*WORK TO BE COMPLETED*.
Find each line with the word "legend" in it, then give the total alone.

(Stored data)
## Start

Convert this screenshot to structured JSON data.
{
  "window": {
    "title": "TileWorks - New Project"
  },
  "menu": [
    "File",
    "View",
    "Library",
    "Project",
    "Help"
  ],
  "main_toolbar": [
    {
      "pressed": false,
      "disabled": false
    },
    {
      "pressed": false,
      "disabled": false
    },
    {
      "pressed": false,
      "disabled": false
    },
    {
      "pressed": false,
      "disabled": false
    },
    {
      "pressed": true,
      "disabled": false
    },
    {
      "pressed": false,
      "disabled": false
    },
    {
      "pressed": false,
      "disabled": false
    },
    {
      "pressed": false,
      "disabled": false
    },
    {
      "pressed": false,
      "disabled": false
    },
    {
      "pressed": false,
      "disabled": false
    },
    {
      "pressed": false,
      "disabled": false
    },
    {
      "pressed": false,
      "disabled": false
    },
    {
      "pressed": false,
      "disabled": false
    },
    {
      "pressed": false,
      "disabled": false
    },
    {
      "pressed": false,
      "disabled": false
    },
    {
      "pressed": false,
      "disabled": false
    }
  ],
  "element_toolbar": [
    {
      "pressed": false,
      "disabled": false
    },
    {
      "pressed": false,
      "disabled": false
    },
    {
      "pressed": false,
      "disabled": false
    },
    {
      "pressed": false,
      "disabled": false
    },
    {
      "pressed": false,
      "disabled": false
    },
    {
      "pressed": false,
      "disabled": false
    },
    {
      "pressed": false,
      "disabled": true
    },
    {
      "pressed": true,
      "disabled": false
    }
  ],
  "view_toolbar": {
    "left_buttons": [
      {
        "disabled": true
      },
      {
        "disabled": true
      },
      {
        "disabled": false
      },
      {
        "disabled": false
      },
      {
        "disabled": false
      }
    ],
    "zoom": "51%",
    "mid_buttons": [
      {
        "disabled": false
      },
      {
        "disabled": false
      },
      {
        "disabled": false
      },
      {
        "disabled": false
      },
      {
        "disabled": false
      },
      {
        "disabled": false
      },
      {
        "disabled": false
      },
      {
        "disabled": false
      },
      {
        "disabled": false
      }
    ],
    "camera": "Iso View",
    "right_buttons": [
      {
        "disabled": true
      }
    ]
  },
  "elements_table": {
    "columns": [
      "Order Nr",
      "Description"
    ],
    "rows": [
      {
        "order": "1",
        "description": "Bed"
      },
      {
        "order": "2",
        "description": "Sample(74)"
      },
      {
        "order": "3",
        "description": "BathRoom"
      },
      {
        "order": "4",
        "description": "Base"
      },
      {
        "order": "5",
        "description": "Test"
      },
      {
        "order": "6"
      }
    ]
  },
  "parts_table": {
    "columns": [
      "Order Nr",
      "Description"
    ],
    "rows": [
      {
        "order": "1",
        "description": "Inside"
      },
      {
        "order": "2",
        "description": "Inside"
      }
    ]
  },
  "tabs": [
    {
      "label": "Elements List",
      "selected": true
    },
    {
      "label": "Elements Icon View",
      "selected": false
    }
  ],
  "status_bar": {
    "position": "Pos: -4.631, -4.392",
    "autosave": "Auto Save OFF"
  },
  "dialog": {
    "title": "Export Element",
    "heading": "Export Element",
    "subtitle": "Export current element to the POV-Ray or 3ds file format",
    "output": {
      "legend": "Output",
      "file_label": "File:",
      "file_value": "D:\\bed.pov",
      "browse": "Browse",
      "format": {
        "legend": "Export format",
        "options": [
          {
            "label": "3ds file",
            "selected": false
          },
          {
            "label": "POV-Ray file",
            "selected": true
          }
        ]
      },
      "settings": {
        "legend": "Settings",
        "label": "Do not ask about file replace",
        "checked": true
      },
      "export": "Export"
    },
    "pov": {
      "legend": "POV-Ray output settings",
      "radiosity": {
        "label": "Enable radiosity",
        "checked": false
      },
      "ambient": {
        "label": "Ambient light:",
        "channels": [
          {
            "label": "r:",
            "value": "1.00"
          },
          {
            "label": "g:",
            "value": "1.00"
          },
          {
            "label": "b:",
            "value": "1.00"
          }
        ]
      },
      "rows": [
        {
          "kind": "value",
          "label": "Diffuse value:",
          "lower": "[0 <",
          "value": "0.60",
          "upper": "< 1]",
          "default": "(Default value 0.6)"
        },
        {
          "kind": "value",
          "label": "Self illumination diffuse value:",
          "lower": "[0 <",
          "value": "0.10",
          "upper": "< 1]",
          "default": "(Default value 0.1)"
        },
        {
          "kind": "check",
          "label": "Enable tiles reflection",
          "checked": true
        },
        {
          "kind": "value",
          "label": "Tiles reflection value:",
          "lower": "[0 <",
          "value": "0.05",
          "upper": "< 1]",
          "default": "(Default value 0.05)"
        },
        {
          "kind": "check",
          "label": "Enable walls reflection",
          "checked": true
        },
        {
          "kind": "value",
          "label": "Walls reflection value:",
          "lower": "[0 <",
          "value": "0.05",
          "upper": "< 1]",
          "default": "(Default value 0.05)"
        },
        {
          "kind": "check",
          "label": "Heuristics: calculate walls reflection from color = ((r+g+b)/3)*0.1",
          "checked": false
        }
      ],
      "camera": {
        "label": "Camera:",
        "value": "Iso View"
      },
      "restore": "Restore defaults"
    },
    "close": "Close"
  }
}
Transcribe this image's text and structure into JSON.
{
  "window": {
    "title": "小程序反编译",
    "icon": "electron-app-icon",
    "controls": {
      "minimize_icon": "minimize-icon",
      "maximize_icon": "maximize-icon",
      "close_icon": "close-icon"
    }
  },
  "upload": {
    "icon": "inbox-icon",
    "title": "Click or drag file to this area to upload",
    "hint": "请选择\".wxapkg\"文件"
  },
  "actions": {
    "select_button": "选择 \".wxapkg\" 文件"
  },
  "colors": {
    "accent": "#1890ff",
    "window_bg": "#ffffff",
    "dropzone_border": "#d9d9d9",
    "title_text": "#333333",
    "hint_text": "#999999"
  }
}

## End

*WRITTEN RESPONSE*.
4